▶ **Texto de estudio**
Lima, agosto de 2026.- El sector agrario peruano mantiene un dinamismo económico favorable en los mercados internacionales. Entre enero y mayo de 2026, las agroexportaciones alcanzaron los US$ 4,713 millones, registrando un crecimiento del 5.2% en comparación con el mismo periodo del año previo, de acuerdo con reportes del Ministerio de Desarrollo Agrario y Riego (MIDAGRI).
No obstante, estos resultados positivos se desarrollan en un entorno climático con altos niveles de incertidumbre. La Comisión Multisectorial encargada del Estudio Nacional del Fenómeno El Niño (ENFEN) mantiene activo el estado de Alerta de El Niño Costero. Este panorama presiona a la industria a redefinir sus estrategias de producción, el ordenamiento de las campañas agrícolas y la gestión técnica del agua.
Planificación técnica frente a variaciones de temperatura
La volatilidad del clima ha vuelto indispensable abandonar enfoques empíricos para dar paso a diagnósticos agronómicos rigurosos. La elección de variedades vegetales, el análisis profundo de la salinidad del suelo y la lectura de patrones microclimáticos resultan determinantes para sostener la rentabilidad de las inversiones en el campo.
Percy Pérez, Gerente General de Frutos Rojos del Perú – Fundo Vermelho y especialista con más de dos décadas en el rubro, remarca que la competitividad del sector dependerá de la capacidad de anticipación de los productores.

▶ **Tarea a realizar**
Reproduce sin cambios el fragmento de la nota sobre las agroexportaciones peruanas que empieza con "No obstante, estos" y continúa hasta "en el campo.".

▶ **Datos proporcionados**
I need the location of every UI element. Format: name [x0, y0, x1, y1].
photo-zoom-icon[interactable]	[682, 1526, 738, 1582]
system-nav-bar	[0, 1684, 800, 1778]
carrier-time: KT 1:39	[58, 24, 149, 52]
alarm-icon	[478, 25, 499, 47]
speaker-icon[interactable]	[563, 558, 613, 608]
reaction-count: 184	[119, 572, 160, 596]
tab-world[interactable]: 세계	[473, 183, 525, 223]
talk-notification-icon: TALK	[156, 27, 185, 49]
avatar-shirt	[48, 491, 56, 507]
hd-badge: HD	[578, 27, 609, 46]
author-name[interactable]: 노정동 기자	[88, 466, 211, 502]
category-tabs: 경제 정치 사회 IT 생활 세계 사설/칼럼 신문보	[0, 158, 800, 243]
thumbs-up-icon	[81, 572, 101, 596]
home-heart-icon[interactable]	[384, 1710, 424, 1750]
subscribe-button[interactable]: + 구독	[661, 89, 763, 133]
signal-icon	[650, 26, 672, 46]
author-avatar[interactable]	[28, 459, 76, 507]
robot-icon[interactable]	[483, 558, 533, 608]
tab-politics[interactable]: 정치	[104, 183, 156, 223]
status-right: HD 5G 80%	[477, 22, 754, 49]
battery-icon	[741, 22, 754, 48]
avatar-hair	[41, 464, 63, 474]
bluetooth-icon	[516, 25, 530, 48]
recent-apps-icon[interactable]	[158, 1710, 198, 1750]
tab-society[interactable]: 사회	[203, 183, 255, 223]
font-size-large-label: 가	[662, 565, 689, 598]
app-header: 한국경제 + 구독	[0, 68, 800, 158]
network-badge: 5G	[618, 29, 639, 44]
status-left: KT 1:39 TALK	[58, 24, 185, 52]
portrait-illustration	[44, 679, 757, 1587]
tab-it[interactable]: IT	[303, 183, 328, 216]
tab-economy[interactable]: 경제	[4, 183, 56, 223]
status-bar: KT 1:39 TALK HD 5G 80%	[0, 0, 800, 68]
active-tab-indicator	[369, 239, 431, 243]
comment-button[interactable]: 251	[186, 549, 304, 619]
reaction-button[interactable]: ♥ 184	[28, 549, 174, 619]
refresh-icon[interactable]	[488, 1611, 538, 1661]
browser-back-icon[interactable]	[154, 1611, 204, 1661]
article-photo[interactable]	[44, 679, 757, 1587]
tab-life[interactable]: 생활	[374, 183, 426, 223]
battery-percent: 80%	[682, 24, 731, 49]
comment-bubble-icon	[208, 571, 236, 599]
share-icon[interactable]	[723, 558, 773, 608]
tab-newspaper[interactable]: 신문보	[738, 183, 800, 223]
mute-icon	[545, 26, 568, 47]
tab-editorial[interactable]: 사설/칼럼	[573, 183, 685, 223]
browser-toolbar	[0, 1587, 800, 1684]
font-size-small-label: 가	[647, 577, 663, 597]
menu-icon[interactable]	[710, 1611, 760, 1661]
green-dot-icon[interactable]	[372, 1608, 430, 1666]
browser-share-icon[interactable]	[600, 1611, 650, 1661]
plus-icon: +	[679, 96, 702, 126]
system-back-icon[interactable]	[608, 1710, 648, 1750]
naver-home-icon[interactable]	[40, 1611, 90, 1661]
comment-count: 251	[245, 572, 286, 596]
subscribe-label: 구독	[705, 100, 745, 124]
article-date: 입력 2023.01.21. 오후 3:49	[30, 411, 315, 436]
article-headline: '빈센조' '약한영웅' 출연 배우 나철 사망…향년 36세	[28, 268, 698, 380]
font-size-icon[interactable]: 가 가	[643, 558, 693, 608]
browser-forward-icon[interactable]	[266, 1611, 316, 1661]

▶ **Resultado del ejercicio**
No obstante, estos resultados positivos se desarrollan en un entorno climático con altos niveles de incertidumbre. La Comisión Multisectorial encargada del Estudio Nacional del Fenómeno El Niño (ENFEN) mantiene activo el estado de Alerta de El Niño Costero. Este panorama presiona a la industria a redefinir sus estrategias de producción, el ordenamiento de las campañas agrícolas y la gestión técnica del agua.
Planificación técnica frente a variaciones de temperatura
La volatilidad del clima ha vuelto indispensable abandonar enfoques empíricos para dar paso a diagnósticos agronómicos rigurosos. La elección de variedades vegetales, el análisis profundo de la salinidad del suelo y la lectura de patrones microclimáticos resultan determinantes para sostener la rentabilidad de las inversiones en el campo.